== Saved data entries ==
━━━━━━━━

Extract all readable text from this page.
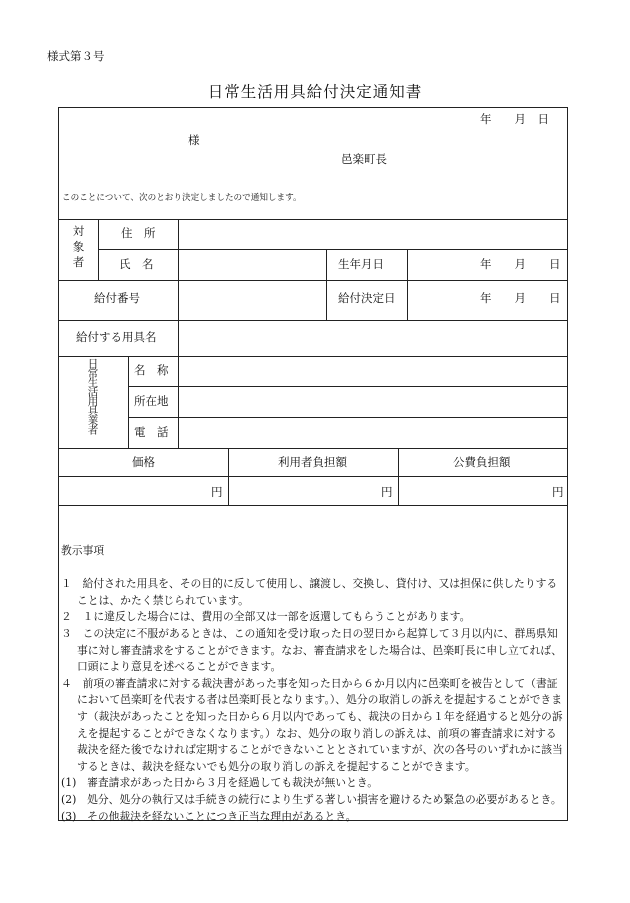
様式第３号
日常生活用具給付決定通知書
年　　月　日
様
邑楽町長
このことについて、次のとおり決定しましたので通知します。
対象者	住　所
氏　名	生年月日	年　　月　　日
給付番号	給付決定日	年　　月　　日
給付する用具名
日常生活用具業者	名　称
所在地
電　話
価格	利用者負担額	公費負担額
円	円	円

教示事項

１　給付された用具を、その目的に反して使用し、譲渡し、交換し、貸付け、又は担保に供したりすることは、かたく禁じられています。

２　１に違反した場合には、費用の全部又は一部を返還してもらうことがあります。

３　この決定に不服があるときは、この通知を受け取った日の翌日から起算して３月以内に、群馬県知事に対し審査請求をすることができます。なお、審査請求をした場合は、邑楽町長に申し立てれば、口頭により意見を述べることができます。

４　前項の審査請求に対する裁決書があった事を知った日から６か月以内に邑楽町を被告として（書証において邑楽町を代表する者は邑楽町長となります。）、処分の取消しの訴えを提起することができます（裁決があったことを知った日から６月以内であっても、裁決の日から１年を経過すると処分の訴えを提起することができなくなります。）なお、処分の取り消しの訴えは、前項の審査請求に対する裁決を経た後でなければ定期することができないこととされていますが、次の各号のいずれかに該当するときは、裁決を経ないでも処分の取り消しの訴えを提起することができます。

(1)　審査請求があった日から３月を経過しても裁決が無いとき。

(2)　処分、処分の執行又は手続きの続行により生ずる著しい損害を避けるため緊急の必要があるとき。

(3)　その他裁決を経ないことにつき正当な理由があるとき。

━━━━━━━━

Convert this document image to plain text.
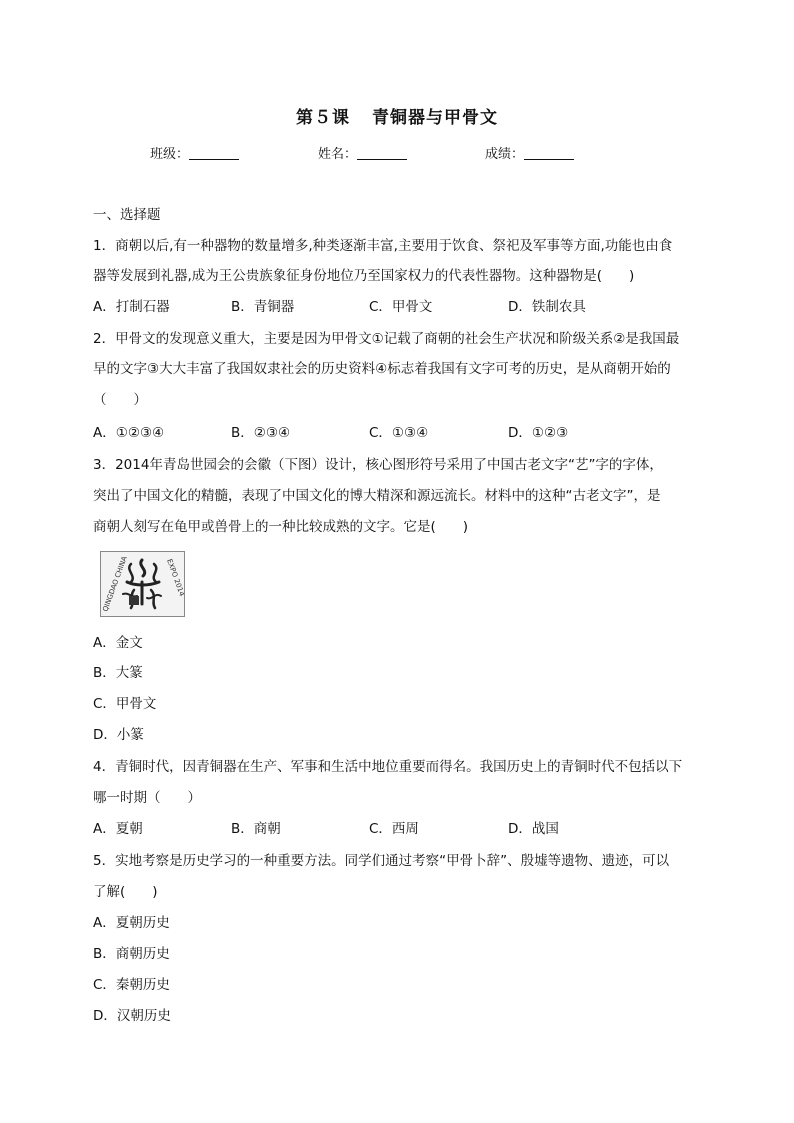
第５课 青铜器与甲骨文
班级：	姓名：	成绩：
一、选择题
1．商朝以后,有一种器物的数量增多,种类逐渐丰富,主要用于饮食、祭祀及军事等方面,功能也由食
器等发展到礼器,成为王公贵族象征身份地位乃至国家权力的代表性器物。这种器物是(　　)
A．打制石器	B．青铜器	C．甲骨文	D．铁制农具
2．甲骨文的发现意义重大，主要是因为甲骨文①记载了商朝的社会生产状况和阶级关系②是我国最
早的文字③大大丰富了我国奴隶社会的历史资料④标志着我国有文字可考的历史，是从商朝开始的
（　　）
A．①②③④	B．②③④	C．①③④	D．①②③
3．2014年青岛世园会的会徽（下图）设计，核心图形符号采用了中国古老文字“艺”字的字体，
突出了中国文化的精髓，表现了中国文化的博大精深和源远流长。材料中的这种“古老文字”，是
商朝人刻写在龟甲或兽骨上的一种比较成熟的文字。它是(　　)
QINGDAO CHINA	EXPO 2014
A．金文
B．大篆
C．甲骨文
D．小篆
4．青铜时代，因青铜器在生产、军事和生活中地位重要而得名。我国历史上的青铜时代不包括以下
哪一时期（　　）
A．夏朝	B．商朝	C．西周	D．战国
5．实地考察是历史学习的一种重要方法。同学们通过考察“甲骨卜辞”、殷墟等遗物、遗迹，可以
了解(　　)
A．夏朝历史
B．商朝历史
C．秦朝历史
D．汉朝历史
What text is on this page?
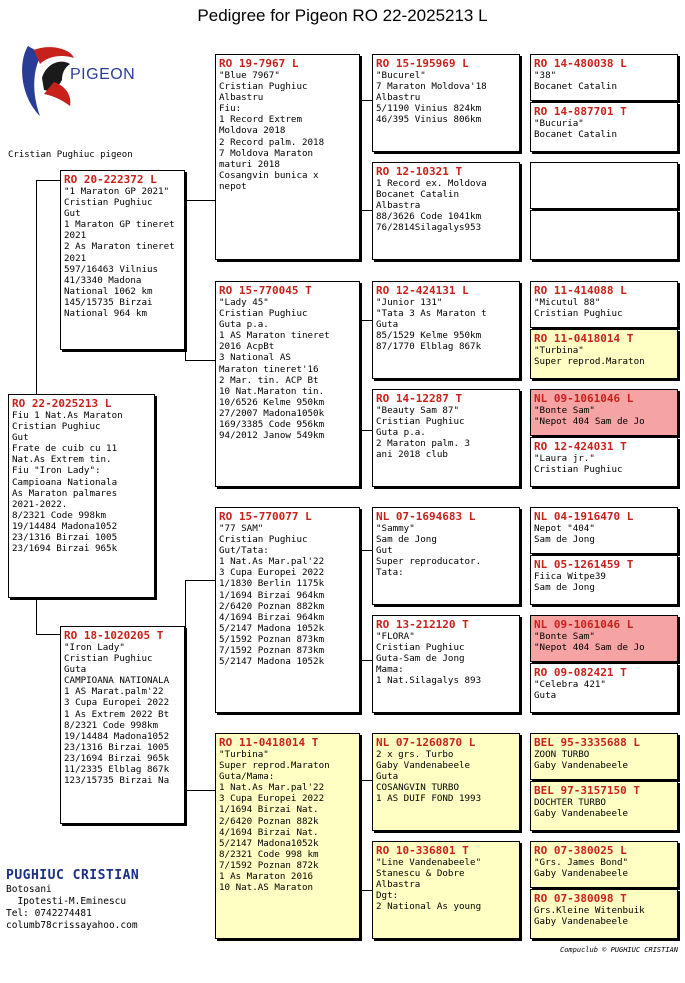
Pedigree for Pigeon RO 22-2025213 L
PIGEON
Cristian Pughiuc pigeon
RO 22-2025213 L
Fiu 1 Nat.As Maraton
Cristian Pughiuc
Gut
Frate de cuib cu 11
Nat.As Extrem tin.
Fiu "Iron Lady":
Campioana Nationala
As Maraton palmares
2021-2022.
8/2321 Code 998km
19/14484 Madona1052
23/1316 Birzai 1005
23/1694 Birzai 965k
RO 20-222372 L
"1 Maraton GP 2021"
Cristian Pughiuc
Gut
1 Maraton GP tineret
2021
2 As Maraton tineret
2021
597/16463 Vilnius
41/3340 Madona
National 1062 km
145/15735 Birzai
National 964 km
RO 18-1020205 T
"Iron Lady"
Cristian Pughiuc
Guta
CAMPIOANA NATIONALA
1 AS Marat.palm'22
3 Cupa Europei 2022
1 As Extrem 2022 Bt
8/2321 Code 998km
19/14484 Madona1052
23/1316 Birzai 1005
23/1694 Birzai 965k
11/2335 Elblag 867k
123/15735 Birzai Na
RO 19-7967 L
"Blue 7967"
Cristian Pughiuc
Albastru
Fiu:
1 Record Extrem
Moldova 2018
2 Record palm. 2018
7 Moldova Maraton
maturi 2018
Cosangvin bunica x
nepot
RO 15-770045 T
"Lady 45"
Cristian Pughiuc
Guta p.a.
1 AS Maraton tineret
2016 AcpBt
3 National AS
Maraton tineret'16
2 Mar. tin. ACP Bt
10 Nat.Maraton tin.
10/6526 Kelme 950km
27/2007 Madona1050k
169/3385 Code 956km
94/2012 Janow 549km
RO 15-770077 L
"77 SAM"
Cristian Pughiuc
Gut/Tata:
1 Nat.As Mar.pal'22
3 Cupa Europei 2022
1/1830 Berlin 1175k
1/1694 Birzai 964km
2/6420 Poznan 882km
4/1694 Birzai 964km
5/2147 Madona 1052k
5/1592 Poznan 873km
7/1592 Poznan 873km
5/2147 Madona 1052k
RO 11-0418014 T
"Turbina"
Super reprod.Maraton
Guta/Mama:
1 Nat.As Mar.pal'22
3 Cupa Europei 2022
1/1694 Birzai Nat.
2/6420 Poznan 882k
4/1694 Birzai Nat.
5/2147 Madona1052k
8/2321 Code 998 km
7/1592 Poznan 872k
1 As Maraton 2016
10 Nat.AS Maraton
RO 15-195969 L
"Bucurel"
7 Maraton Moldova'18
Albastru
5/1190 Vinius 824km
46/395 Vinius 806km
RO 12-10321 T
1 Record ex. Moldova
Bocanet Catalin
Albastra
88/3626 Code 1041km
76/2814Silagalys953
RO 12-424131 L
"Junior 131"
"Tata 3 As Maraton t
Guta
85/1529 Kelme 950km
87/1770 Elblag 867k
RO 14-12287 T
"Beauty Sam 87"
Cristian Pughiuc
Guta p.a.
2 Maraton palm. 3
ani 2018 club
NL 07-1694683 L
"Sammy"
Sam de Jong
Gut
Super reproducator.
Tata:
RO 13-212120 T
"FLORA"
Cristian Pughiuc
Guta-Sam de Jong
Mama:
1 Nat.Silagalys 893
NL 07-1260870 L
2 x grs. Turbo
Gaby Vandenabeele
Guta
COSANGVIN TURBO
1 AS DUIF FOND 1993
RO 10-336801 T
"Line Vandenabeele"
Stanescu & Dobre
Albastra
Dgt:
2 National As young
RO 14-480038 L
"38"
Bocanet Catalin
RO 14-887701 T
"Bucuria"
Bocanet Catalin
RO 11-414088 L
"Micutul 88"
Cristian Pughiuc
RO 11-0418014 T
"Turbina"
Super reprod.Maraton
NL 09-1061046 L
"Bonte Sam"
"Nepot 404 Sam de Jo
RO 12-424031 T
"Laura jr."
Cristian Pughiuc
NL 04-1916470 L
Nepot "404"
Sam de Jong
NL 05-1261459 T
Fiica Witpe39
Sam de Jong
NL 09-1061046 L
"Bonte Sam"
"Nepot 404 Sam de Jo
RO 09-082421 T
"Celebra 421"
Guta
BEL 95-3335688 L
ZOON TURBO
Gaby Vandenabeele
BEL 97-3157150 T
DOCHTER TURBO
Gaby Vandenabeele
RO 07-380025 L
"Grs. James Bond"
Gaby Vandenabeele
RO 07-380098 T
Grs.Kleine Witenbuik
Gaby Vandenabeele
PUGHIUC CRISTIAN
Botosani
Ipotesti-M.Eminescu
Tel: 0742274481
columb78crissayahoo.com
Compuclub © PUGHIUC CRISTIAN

━━━━━━━━

== PROBLEM DETAILS ==
Report only how many lines of the listing hold the word "Elblag".

== RESPONSE FOR THIS EXERCISE ==
2